----- Supplied material -----
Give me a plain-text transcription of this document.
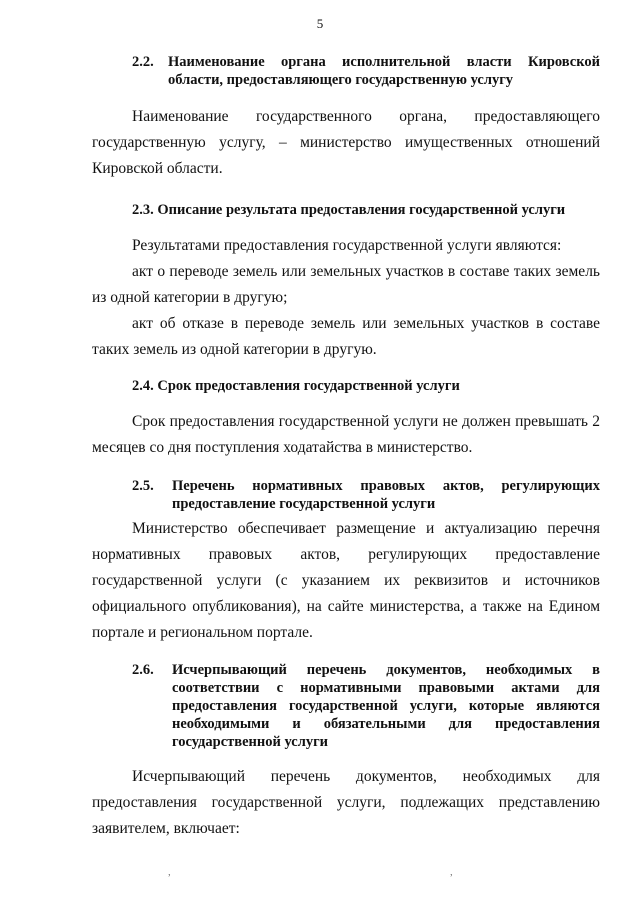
5
2.2. Наименование органа исполнительной власти Кировской области, предоставляющего государственную услугу
Наименование государственного органа, предоставляющего государственную услугу, – министерство имущественных отношений Кировской области.
2.3. Описание результата предоставления государственной услуги
Результатами предоставления государственной услуги являются:
акт о переводе земель или земельных участков в составе таких земель из одной категории в другую;
акт об отказе в переводе земель или земельных участков в составе таких земель из одной категории в другую.
2.4. Срок предоставления государственной услуги
Срок предоставления государственной услуги не должен превышать 2 месяцев со дня поступления ходатайства в министерство.
2.5.	Перечень нормативных правовых актов, регулирующих предоставление государственной услуги
Министерство обеспечивает размещение и актуализацию перечня нормативных правовых актов, регулирующих предоставление государственной услуги (с указанием их реквизитов и источников официального опубликования), на сайте министерства, а также на Едином портале и региональном портале.
2.6.	Исчерпывающий перечень документов, необходимых в соответствии с нормативными правовыми актами для предоставления государственной услуги, которые являются необходимыми и обязательными для предоставления государственной услуги
Исчерпывающий перечень документов, необходимых для предоставления государственной услуги, подлежащих представлению заявителем, включает:
,	,
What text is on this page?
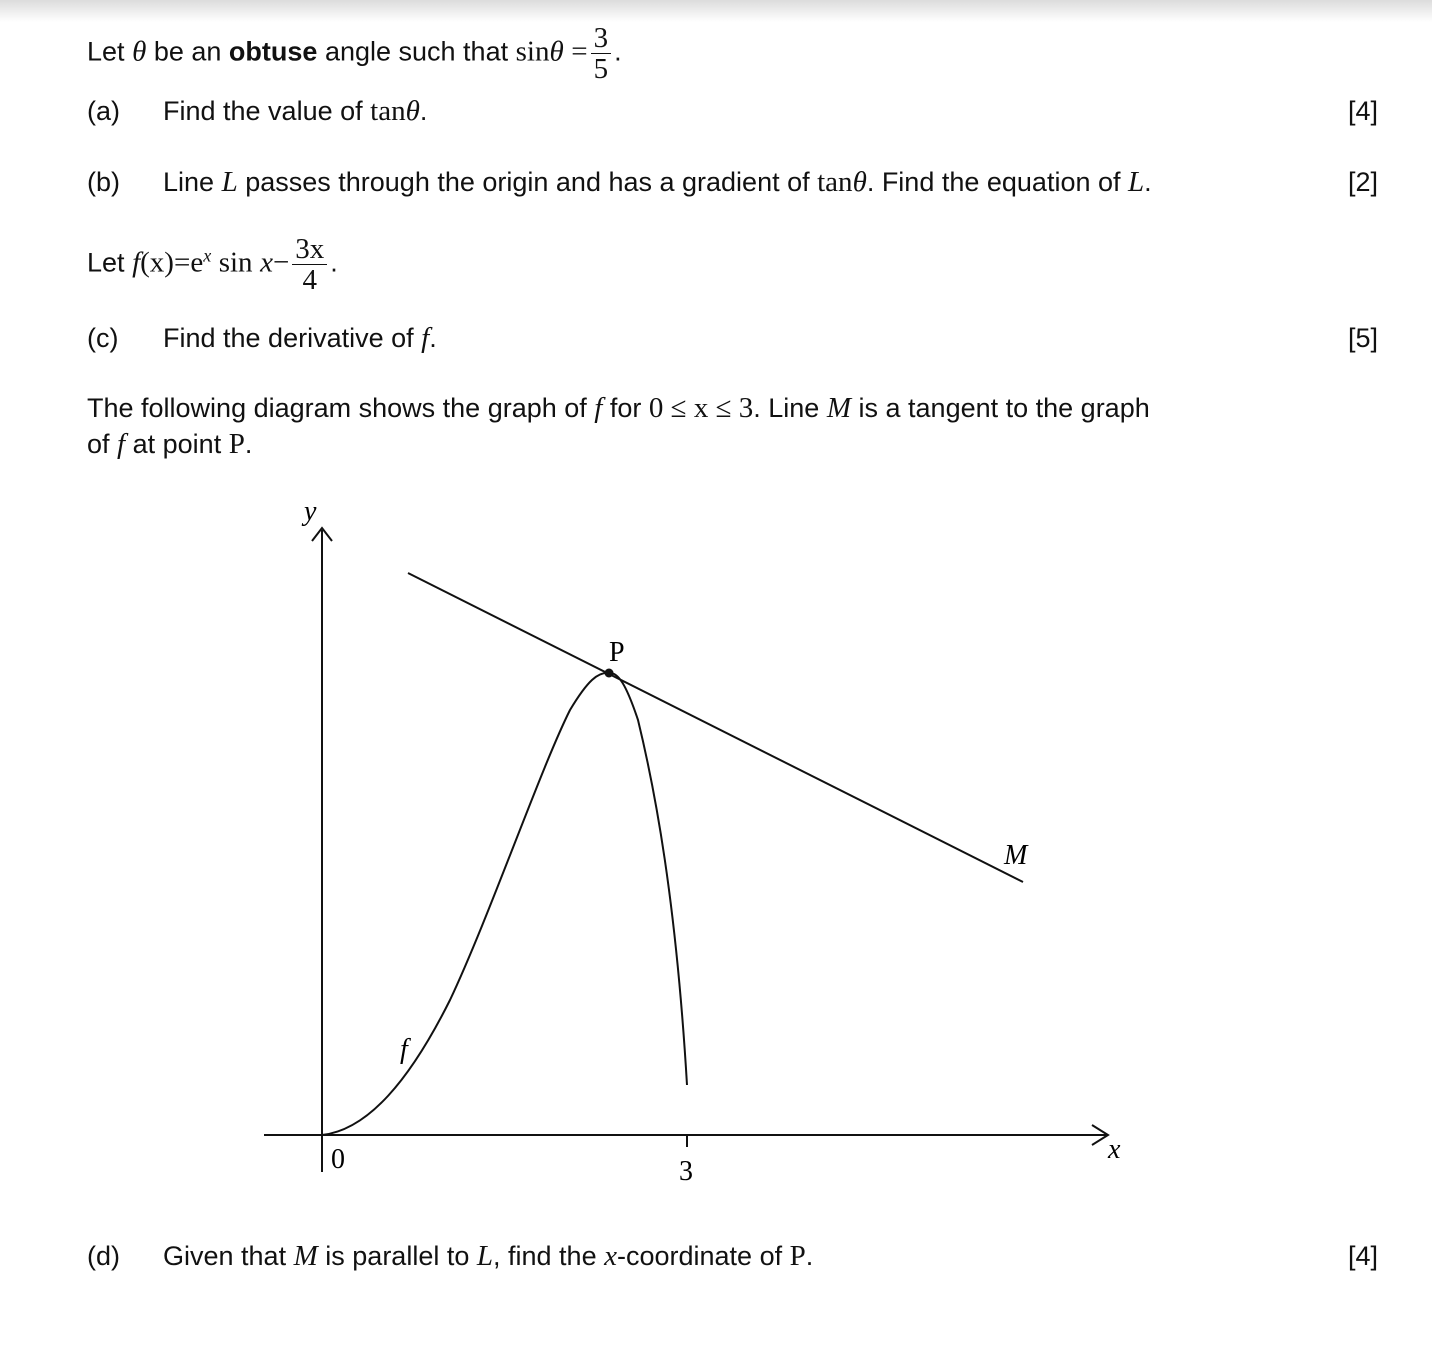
Let θ be an obtuse angle such that $\sin\theta = \frac{3}{5}$ .
(a) Find the value of tanθ.	[4]
(b) Line L passes through the origin and has a gradient of tanθ. Find the equation of L.	[2]
Let $f(x)=e^x$ $\sin x- \frac{3x}{4}$ .
(c) Find the derivative of f.	[5]
The following diagram shows the graph of f for 0 ≤ x ≤ 3. Line M is a tangent to the graph
of f at point P.
y
x
0	3
f
M
P
(d) Given that M is parallel to L, find the x-coordinate of P.	[4]
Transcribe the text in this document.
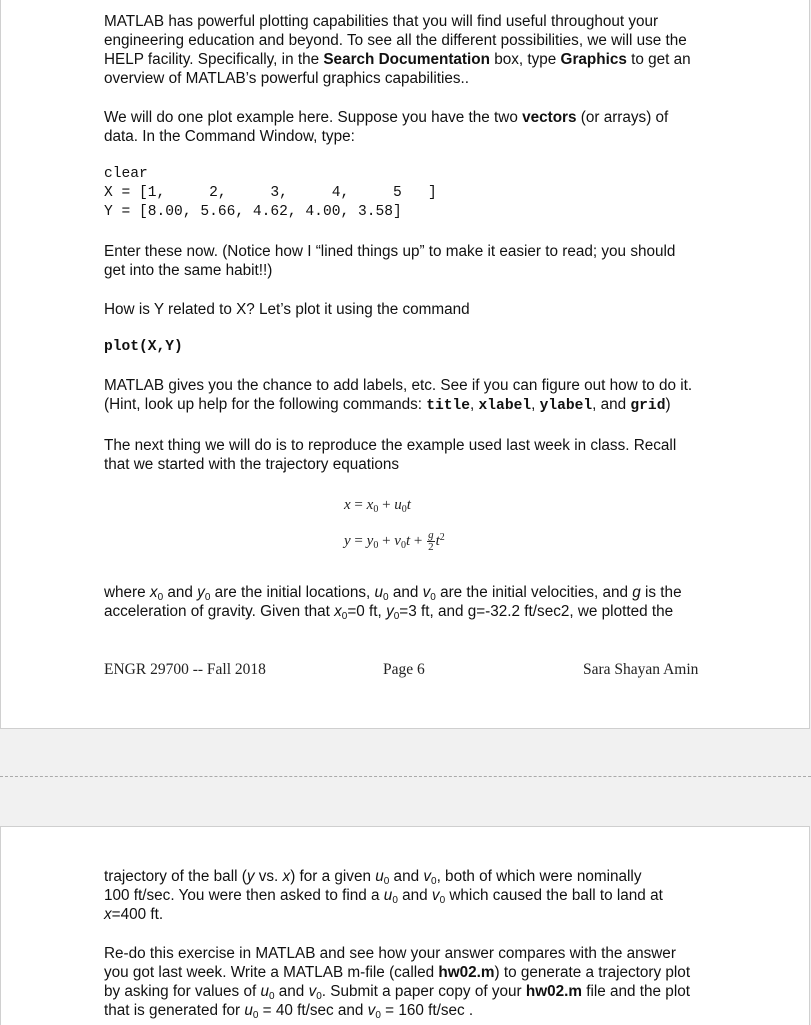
MATLAB has powerful plotting capabilities that you will find useful throughout your
engineering education and beyond. To see all the different possibilities, we will use the
HELP facility. Specifically, in the Search Documentation box, type Graphics to get an
overview of MATLAB’s powerful graphics capabilities..

We will do one plot example here. Suppose you have the two vectors (or arrays) of
data. In the Command Window, type:

clear
X = [1,     2,     3,     4,     5   ]
Y = [8.00, 5.66, 4.62, 4.00, 3.58]

Enter these now. (Notice how I “lined things up” to make it easier to read; you should
get into the same habit!!)

How is Y related to X? Let’s plot it using the command

plot(X,Y)

MATLAB gives you the chance to add labels, etc. See if you can figure out how to do it.
(Hint, look up help for the following commands: title, xlabel, ylabel, and grid)

The next thing we will do is to reproduce the example used last week in class. Recall
that we started with the trajectory equations

$x = x_0 + u_0t$
$y = y_0 + v_0t + \frac{g}{2} t^2$

where $x_0$ and $y_0$ are the initial locations, $u_0$ and $v_0$ are the initial velocities, and g is the
acceleration of gravity. Given that $x_0=0$ ft, $y_0=3$ ft, and g=-32.2 ft/sec2, we plotted the

ENGR 29700 -- Fall 2018	Page 6	Sara Shayan Amin

trajectory of the ball (y vs. x) for a given $u_0$ and $v_0$, both of which were nominally
100 ft/sec. You were then asked to find a $u_0$ and $v_0$ which caused the ball to land at
x=400 ft.

Re-do this exercise in MATLAB and see how your answer compares with the answer
you got last week. Write a MATLAB m-file (called hw02.m) to generate a trajectory plot
by asking for values of $u_0$ and $v_0$. Submit a paper copy of your hw02.m file and the plot
that is generated for $u_0 = 40$ ft/sec and $v_0 = 160$ ft/sec .
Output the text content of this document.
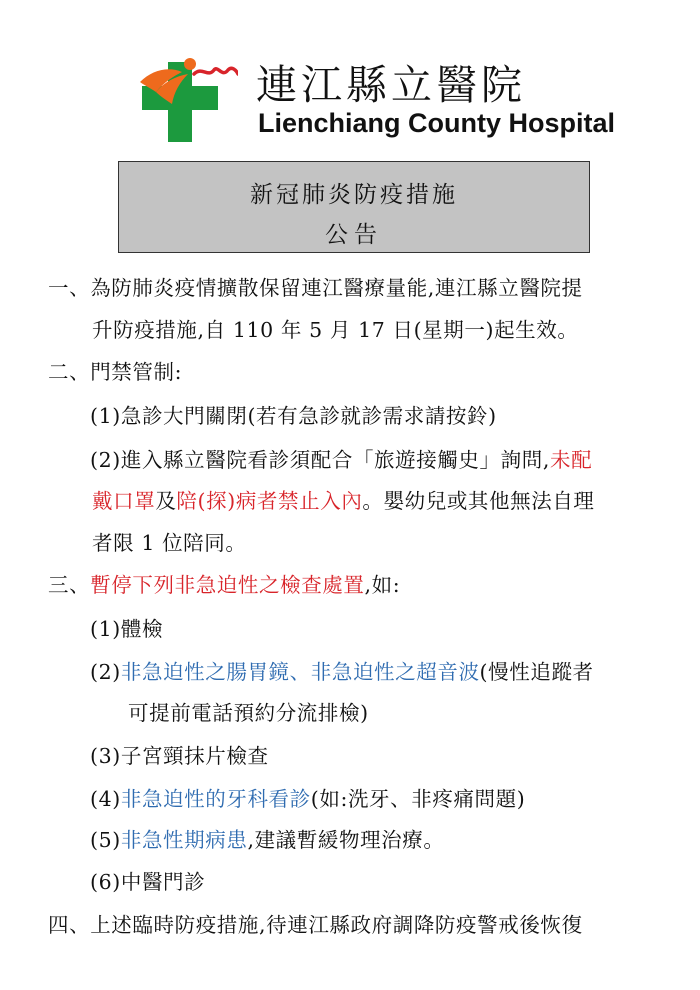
連江縣立醫院
Lienchiang County Hospital
新冠肺炎防疫措施
公告
一、為防肺炎疫情擴散保留連江醫療量能,連江縣立醫院提
升防疫措施,自 110 年 5 月 17 日(星期一)起生效。
二、門禁管制:
(1)急診大門關閉(若有急診就診需求請按鈴)
(2)進入縣立醫院看診須配合「旅遊接觸史」詢問,未配
戴口罩及陪(探)病者禁止入內。嬰幼兒或其他無法自理
者限 1 位陪同。
三、暫停下列非急迫性之檢查處置,如:
(1)體檢
(2)非急迫性之腸胃鏡、非急迫性之超音波(慢性追蹤者
可提前電話預約分流排檢)
(3)子宮頸抹片檢查
(4)非急迫性的牙科看診(如:洗牙、非疼痛問題)
(5)非急性期病患,建議暫緩物理治療。
(6)中醫門診
四、上述臨時防疫措施,待連江縣政府調降防疫警戒後恢復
-----
Aim of the task:
Omit the pictures and restate the rest of the records verbatim.

Solution below:
Give me a plain-text transcription of this document.
5
2.2. Наименование органа исполнительной власти Кировской области, предоставляющего государственную услугу
Наименование государственного органа, предоставляющего государственную услугу, – министерство имущественных отношений Кировской области.
2.3. Описание результата предоставления государственной услуги
Результатами предоставления государственной услуги являются:
акт о переводе земель или земельных участков в составе таких земель из одной категории в другую;
акт об отказе в переводе земель или земельных участков в составе таких земель из одной категории в другую.
2.4. Срок предоставления государственной услуги
Срок предоставления государственной услуги не должен превышать 2 месяцев со дня поступления ходатайства в министерство.
2.5.	Перечень нормативных правовых актов, регулирующих предоставление государственной услуги
Министерство обеспечивает размещение и актуализацию перечня нормативных правовых актов, регулирующих предоставление государственной услуги (с указанием их реквизитов и источников официального опубликования), на сайте министерства, а также на Едином портале и региональном портале.
2.6.	Исчерпывающий перечень документов, необходимых в соответствии с нормативными правовыми актами для предоставления государственной услуги, которые являются необходимыми и обязательными для предоставления государственной услуги
Исчерпывающий перечень документов, необходимых для предоставления государственной услуги, подлежащих представлению заявителем, включает:
,	,
What text is on this page?
Let θ be an obtuse angle such that $\sin\theta = \frac{3}{5}$ .
(a) Find the value of tanθ.	[4]
(b) Line L passes through the origin and has a gradient of tanθ. Find the equation of L.	[2]
Let $f(x)=e^x$ $\sin x- \frac{3x}{4}$ .
(c) Find the derivative of f.	[5]
The following diagram shows the graph of f for 0 ≤ x ≤ 3. Line M is a tangent to the graph
of f at point P.
y
x
0	3
f
M
P
(d) Given that M is parallel to L, find the x-coordinate of P.	[4]
Transcribe the text in this document.
MATLAB has powerful plotting capabilities that you will find useful throughout your
engineering education and beyond. To see all the different possibilities, we will use the
HELP facility. Specifically, in the Search Documentation box, type Graphics to get an
overview of MATLAB’s powerful graphics capabilities..

We will do one plot example here. Suppose you have the two vectors (or arrays) of
data. In the Command Window, type:

clear
X = [1,     2,     3,     4,     5   ]
Y = [8.00, 5.66, 4.62, 4.00, 3.58]

Enter these now. (Notice how I “lined things up” to make it easier to read; you should
get into the same habit!!)

How is Y related to X? Let’s plot it using the command

plot(X,Y)

MATLAB gives you the chance to add labels, etc. See if you can figure out how to do it.
(Hint, look up help for the following commands: title, xlabel, ylabel, and grid)

The next thing we will do is to reproduce the example used last week in class. Recall
that we started with the trajectory equations

$x = x_0 + u_0t$
$y = y_0 + v_0t + \frac{g}{2} t^2$

where $x_0$ and $y_0$ are the initial locations, $u_0$ and $v_0$ are the initial velocities, and g is the
acceleration of gravity. Given that $x_0=0$ ft, $y_0=3$ ft, and g=-32.2 ft/sec2, we plotted the

ENGR 29700 -- Fall 2018	Page 6	Sara Shayan Amin

trajectory of the ball (y vs. x) for a given $u_0$ and $v_0$, both of which were nominally
100 ft/sec. You were then asked to find a $u_0$ and $v_0$ which caused the ball to land at
x=400 ft.

Re-do this exercise in MATLAB and see how your answer compares with the answer
you got last week. Write a MATLAB m-file (called hw02.m) to generate a trajectory plot
by asking for values of $u_0$ and $v_0$. Submit a paper copy of your hw02.m file and the plot
that is generated for $u_0 = 40$ ft/sec and $v_0 = 160$ ft/sec .
Output the text content of this document.
連江縣立醫院
Lienchiang County Hospital
新冠肺炎防疫措施
公告
一、為防肺炎疫情擴散保留連江醫療量能,連江縣立醫院提
升防疫措施,自 110 年 5 月 17 日(星期一)起生效。
二、門禁管制:
(1)急診大門關閉(若有急診就診需求請按鈴)
(2)進入縣立醫院看診須配合「旅遊接觸史」詢問,未配
戴口罩及陪(探)病者禁止入內。嬰幼兒或其他無法自理
者限 1 位陪同。
三、暫停下列非急迫性之檢查處置,如:
(1)體檢
(2)非急迫性之腸胃鏡、非急迫性之超音波(慢性追蹤者
可提前電話預約分流排檢)
(3)子宮頸抹片檢查
(4)非急迫性的牙科看診(如:洗牙、非疼痛問題)
(5)非急性期病患,建議暫緩物理治療。
(6)中醫門診
四、上述臨時防疫措施,待連江縣政府調降防疫警戒後恢復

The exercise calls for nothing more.